BEGIN Extract
Anyone hear who bought it? Maybe it was Chad Kroeger (hee hee)...


----------



## Louis (Apr 26, 2008)

*Re: &quot;Clean, untouched&quot; 1960 Les Paul 'Burst at Capsule Music, Toronto*



gtone said:


> Anyone hear who bought it? Maybe it was Chad Kroeger (hee hee)...


Posted today on GP ,

Rumor I heard yesterday (not saying it is correct) 
was that the purchaser was a certain well known bassist 
for a famous Canadian power trio ...


----------



## bzrkrage (Mar 20, 2011)

*Re: &quot;Clean, untouched&quot; 1960 Les Paul 'Burst at Capsule Music, Toronto*



Louis said:


> Posted today on GP ,
> 
> Rumor I heard yesterday (not saying it is correct)
> was that the purchaser was a certain well known bassist
> for a famous Canadian power trio ...


Oh now, let's not "Rush" to any hasty conclusions.


Sent from my iPhone using Tapatalk


----------



## nonreverb (Sep 19, 2006)

*Re: &quot;Clean, untouched&quot; 1960 Les Paul 'Burst at Capsule Music, Toronto*

I actually heard it was the guitarsist....however it apparently not a done deal yet.


----------



## 2manyGuitars (Jul 6, 2009)

*Re: &quot;Clean, untouched&quot; 1960 Les Paul 'Burst at Capsule Music, Toronto*

Oh, I would think this deal is "done".


----------



## dradlin (Feb 27, 2010)
END Extract
**Written instruction 1**.
Name every forum username that appears in the forum thread, including ones that are only quoted.
**Written instruction 2**.
According to the rumor Louis passes on in the forum thread, who bought the guitar?
The items that come next are separate material.
BEGIN Stored data
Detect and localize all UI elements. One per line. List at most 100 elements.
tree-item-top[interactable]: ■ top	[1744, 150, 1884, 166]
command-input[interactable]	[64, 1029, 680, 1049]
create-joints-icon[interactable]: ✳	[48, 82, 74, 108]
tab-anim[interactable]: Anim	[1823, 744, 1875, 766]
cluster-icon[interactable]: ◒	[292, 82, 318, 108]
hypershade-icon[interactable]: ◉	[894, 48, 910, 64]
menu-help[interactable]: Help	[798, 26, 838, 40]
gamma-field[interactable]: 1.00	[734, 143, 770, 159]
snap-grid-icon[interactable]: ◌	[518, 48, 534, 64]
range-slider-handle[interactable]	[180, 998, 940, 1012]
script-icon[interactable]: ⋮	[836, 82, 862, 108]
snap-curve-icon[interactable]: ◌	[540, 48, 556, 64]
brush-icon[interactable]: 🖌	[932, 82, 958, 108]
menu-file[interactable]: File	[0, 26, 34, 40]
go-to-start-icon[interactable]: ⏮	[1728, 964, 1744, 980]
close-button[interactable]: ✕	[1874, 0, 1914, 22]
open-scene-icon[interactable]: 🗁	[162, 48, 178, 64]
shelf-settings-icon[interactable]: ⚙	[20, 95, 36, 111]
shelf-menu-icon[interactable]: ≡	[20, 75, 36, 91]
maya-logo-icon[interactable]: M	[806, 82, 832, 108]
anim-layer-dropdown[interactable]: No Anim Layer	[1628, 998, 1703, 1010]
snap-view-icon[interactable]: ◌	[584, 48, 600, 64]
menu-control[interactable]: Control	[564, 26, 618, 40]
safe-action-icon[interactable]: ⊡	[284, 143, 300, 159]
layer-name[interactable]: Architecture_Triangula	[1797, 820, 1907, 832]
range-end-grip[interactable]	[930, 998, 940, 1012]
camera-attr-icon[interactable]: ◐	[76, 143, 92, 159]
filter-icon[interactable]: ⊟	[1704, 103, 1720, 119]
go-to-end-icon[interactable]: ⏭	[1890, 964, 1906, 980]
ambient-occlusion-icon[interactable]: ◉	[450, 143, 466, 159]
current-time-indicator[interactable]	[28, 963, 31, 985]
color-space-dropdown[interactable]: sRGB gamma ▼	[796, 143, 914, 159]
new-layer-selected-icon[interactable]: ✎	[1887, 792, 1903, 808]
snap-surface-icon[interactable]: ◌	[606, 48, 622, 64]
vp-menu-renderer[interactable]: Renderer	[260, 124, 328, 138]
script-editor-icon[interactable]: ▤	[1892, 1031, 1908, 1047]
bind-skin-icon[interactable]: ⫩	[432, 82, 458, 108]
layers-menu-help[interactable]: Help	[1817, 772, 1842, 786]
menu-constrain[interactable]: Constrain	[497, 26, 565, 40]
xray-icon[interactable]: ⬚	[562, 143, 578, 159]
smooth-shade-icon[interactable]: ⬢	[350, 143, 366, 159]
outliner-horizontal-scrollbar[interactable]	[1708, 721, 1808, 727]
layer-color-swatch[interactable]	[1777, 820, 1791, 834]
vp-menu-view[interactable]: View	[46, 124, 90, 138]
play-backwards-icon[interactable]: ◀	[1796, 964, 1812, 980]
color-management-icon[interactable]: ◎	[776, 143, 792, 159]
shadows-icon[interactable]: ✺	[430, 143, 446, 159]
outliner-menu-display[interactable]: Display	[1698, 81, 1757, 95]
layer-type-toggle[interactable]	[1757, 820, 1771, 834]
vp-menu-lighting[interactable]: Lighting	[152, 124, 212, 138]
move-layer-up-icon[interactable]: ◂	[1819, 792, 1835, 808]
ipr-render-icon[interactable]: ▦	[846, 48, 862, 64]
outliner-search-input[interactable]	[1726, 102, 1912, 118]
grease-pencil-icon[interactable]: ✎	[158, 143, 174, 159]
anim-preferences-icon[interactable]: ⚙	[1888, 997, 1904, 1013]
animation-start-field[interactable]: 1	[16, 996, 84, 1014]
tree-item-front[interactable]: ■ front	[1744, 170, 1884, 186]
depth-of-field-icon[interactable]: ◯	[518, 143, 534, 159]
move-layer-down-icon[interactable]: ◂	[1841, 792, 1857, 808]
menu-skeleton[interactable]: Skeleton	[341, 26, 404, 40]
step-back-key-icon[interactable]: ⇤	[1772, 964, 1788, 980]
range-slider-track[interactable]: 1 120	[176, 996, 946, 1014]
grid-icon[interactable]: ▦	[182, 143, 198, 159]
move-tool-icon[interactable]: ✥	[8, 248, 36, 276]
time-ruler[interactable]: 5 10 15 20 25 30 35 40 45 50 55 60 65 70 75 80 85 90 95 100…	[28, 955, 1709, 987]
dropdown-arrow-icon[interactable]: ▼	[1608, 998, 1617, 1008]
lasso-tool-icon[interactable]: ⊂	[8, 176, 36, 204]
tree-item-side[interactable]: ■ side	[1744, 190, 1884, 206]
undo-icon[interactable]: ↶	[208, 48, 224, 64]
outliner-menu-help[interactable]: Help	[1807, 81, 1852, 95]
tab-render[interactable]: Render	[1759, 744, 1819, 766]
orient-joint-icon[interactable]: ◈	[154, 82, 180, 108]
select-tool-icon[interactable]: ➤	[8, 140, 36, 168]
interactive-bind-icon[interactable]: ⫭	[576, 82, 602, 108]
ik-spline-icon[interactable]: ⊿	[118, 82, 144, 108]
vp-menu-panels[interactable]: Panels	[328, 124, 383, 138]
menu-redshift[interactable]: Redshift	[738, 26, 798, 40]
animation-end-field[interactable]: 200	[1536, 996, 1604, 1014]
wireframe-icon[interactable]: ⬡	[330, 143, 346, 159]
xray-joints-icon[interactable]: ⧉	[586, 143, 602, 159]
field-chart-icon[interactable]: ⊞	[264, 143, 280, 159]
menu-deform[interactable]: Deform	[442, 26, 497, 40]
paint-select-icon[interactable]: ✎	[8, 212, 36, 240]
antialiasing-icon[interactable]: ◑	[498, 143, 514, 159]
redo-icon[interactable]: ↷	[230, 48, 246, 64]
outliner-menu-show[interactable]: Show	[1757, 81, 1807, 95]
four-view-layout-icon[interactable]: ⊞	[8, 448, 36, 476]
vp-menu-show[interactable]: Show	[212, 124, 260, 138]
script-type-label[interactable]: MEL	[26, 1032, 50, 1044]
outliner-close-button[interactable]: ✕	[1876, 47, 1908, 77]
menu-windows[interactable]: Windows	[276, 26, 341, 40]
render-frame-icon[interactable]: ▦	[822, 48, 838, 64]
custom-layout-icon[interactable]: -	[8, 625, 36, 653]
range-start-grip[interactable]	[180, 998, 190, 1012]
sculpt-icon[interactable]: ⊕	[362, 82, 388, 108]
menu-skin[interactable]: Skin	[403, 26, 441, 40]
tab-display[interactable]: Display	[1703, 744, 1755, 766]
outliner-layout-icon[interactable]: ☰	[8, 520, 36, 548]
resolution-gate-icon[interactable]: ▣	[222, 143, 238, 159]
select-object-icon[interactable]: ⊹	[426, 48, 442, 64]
END Stored data
**Correct result 1**.
gtone, Louis, bzrkrage, nonreverb, 2manyGuitars, dradlin

**Correct result 2**.
A well-known bassist for a famous Canadian power trio.